ВЫБРАННЫЙ ТЕКСТ:
Что же собственно понял князь Андрей в небе и в Наполеоне?

Наполеон, казавшийся ему великим в то время, как он мечтал о военной славе, о «Георгиевском крестике», – оказался маленьким «перед правдою смерти», в глазах князя Андрея. Но в глазах читателя, в глазах самого Л. Толстого с этим воображаемым Наполеоном никакой перемены не произошло. Маленьким был он, маленьким и остался. Чтобы понять его малость, ни читателю, ни художнику вовсе не нужно было удара пулей по голове и бесконечного неба; ведь даже такой лакей, как Лаврушка, разгадал и оценил по достоинству ничтожество этого условного Наполеона; тут Лаврушка, как это ни странно, умнее, проницательнее, взыскательнее, даже, по-своему, аристократичнее, чем князь Андрей.

Что же, однако, произошло бы не с воображаемым Наполеоном Лаврушки и князя Андрея, а с истинным, историческим? Для Л. Толстого эти два Наполеона совпадают; но мы видели, что они вовсе не совпадают в действительности. Князь Андрей не понял Наполеона в жизни; понял ли он его в смерти? Не прошел ли мимо истинного величия в своем презрении так же, как в своем поклонении герою? Бессознательно жил князь Андрей, бессознательнее даже, чем Лаврушка; не бессознательно ли он и умер? Казавшееся ему великим в жизни было маленьким; может быть, и наоборот; кажущееся ему в смерти маленьким есть, на самом деле, великое?

ПИСЬМЕННОЕ ЗАДАНИЕ 1: Изложите выбранный текст в двух предложениях.
ПИСЬМЕННОЕ ЗАДАНИЕ 2: Кто, согласно выбранному тексту, разгадал и оценил по достоинству ничтожество условного Наполеона?

СОДЕРЖИМОЕ НАБОРА ДАННЫХ:
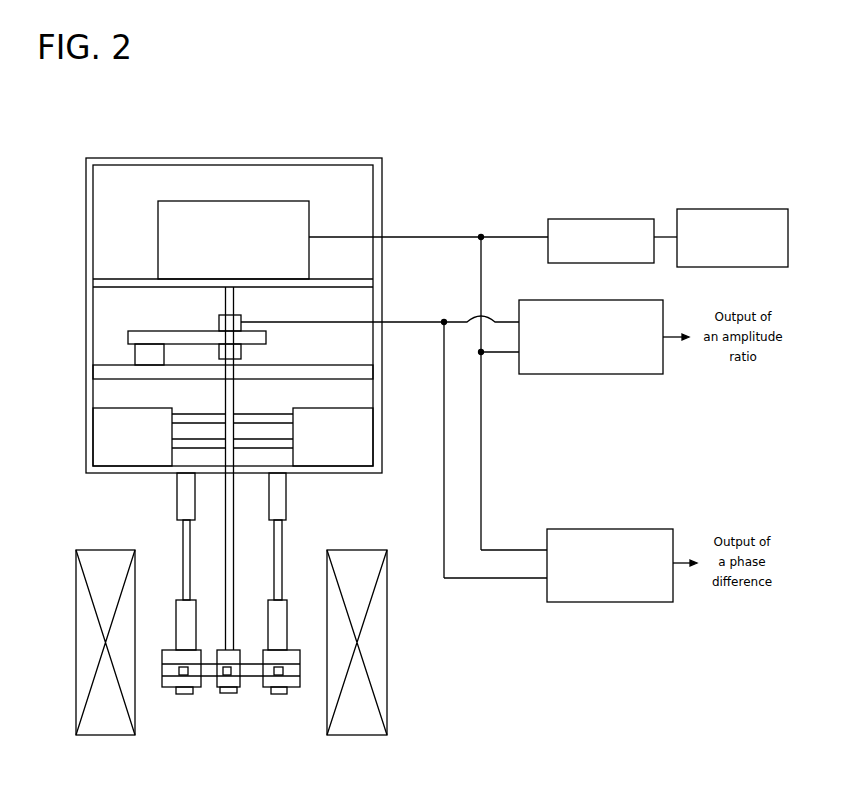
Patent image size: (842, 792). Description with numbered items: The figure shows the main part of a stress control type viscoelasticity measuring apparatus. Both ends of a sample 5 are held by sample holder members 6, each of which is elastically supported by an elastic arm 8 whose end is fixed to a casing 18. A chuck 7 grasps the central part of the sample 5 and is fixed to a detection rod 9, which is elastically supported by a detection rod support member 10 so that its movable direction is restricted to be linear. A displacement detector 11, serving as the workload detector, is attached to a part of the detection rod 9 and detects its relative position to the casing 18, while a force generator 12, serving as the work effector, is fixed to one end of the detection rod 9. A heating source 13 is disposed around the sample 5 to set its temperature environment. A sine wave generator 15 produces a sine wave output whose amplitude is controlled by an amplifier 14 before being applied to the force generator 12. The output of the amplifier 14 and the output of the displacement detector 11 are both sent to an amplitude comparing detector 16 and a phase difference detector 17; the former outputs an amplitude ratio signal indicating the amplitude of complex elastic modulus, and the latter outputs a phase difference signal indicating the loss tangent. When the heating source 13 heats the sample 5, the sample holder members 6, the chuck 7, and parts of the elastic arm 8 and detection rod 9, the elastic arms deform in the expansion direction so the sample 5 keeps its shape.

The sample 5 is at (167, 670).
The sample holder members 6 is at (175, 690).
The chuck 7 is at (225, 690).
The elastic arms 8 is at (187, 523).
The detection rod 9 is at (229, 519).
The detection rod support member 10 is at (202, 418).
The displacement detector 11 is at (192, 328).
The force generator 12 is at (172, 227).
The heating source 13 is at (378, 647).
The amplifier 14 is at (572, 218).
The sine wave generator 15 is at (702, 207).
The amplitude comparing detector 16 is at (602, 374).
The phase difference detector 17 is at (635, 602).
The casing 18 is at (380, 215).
==
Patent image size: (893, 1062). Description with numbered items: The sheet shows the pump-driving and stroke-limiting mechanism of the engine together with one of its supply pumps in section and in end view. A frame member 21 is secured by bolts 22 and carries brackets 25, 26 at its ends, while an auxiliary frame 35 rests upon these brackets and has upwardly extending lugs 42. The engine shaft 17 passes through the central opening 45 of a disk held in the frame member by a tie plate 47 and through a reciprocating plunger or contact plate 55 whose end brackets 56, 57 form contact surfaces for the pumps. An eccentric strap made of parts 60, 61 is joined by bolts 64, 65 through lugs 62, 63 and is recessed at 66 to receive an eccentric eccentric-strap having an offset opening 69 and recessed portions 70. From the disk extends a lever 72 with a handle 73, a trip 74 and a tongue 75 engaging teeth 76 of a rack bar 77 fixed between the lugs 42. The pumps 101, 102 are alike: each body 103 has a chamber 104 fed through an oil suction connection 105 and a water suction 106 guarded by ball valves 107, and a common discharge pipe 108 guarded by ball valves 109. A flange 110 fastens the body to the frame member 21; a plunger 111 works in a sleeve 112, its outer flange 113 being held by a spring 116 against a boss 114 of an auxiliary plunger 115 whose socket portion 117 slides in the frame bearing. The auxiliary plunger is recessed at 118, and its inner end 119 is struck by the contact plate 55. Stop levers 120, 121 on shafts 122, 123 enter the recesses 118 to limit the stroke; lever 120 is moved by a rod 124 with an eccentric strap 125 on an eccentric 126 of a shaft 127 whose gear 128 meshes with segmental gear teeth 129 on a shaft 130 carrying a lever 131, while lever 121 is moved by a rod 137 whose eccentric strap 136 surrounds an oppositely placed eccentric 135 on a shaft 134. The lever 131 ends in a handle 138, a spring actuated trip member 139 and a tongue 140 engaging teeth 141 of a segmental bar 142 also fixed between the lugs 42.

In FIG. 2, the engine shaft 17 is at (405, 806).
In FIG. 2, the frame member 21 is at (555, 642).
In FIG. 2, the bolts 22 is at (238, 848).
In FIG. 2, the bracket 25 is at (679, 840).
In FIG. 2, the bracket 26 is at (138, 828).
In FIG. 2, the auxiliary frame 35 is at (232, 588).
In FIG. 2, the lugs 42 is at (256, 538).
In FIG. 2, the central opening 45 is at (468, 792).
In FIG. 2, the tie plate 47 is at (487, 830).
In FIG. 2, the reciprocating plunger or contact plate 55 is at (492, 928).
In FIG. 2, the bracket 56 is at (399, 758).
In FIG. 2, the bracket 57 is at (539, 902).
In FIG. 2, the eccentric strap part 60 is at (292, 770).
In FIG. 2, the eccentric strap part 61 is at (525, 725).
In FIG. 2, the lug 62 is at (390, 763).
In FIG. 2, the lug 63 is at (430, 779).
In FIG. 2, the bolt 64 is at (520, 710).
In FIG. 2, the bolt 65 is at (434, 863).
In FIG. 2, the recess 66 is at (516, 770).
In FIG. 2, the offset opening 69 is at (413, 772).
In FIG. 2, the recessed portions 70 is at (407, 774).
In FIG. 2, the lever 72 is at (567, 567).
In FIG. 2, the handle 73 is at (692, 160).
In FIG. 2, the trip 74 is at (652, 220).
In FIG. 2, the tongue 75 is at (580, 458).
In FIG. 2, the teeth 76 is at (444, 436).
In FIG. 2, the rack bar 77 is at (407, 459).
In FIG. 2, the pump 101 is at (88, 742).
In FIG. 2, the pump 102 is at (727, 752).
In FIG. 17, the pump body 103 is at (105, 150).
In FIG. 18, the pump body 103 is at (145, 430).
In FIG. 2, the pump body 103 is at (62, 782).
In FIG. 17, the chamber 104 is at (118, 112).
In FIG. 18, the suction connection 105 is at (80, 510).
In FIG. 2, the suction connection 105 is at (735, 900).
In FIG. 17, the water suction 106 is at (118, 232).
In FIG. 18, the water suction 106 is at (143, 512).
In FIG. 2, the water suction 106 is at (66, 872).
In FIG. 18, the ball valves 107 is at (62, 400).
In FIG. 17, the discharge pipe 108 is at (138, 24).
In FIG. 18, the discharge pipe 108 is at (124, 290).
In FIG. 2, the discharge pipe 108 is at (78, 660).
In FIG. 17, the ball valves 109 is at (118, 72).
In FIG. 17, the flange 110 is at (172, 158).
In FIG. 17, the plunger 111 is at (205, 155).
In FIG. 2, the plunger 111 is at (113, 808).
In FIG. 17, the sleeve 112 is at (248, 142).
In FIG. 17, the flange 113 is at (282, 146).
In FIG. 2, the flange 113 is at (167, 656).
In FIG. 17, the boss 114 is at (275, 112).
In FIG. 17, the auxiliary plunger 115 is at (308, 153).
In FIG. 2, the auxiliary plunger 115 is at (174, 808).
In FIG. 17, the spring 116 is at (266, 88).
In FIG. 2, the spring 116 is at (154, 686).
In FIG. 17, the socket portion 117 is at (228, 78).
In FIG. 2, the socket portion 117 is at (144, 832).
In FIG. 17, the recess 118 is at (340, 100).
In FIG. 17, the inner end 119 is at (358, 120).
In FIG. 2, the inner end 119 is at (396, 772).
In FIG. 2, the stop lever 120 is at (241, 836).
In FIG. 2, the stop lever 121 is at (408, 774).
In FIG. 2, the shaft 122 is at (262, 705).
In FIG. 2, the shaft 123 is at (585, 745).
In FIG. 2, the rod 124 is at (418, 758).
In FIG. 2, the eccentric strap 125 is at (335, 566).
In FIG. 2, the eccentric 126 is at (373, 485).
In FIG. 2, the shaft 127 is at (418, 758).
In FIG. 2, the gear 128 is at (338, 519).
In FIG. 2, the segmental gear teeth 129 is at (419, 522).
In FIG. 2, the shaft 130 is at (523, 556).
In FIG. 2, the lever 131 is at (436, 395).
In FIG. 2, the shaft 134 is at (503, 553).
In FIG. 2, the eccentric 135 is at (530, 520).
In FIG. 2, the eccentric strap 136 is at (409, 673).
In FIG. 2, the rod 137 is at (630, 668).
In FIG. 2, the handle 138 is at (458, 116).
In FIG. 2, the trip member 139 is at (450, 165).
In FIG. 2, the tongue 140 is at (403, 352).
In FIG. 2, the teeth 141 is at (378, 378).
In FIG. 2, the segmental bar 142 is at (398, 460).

ПИСЬМЕННЫЙ ОТВЕТ 1: Наполеон, показавшийся князю Андрею маленьким «перед правдою смерти», для читателя и для Л. Толстого всегда оставался маленьким, и даже лакей Лаврушка разгадал ничтожество этого условного Наполеона. Однако воображаемый Наполеон в действительности не совпадает с историческим, поэтому автор спрашивает, не прошел ли князь Андрей мимо истинного величия и не оказывается ли кажущееся ему в смерти маленьким на самом деле великим.

ПИСЬМЕННЫЙ ОТВЕТ 2: Лакей Лаврушка.